─── Dataset ───

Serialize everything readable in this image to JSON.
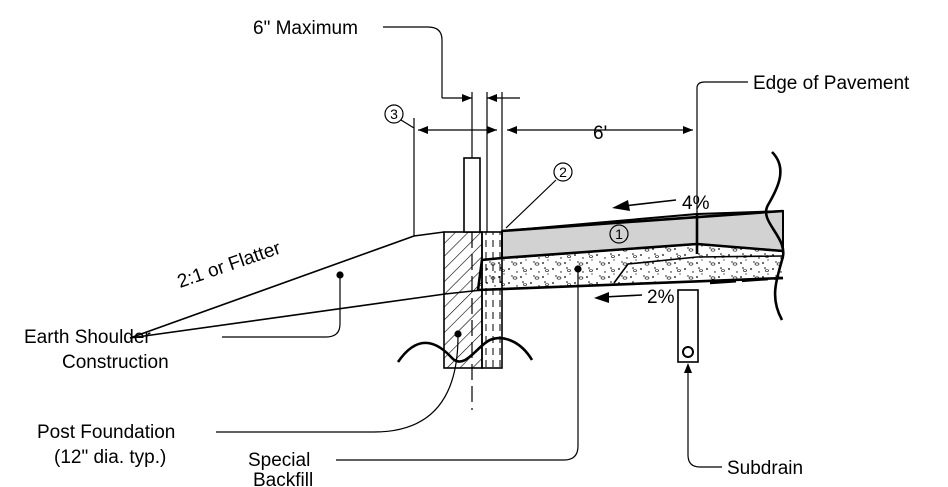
{
  "labels": {
    "max_spacing": "6\" Maximum",
    "edge_of_pavement": "Edge of Pavement",
    "width_dim": "6'",
    "cross_slope_top": "4%",
    "cross_slope_bottom": "2%",
    "side_slope": "2:1 or Flatter",
    "earth_shoulder_line1": "Earth Shoulder",
    "earth_shoulder_line2": "Construction",
    "post_foundation_line1": "Post Foundation",
    "post_foundation_line2": "(12\" dia. typ.)",
    "special_backfill_line1": "Special",
    "special_backfill_line2": "Backfill",
    "subdrain": "Subdrain"
  },
  "callouts": {
    "c1": "1",
    "c2": "2",
    "c3": "3"
  },
  "colors": {
    "line": "#000000",
    "pavement_fill": "#d2d2d2",
    "background": "#ffffff"
  }
}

───

# What is being asked
What you return should match the records above word for word, minus the pictures.

# The solution
Serialize everything readable in this image to JSON.
{
  "labels": {
    "max_spacing": "6\" Maximum",
    "edge_of_pavement": "Edge of Pavement",
    "width_dim": "6'",
    "cross_slope_top": "4%",
    "cross_slope_bottom": "2%",
    "side_slope": "2:1 or Flatter",
    "earth_shoulder_line1": "Earth Shoulder",
    "earth_shoulder_line2": "Construction",
    "post_foundation_line1": "Post Foundation",
    "post_foundation_line2": "(12\" dia. typ.)",
    "special_backfill_line1": "Special",
    "special_backfill_line2": "Backfill",
    "subdrain": "Subdrain"
  },
  "callouts": {
    "c1": "1",
    "c2": "2",
    "c3": "3"
  },
  "colors": {
    "line": "#000000",
    "pavement_fill": "#d2d2d2",
    "background": "#ffffff"
  }
}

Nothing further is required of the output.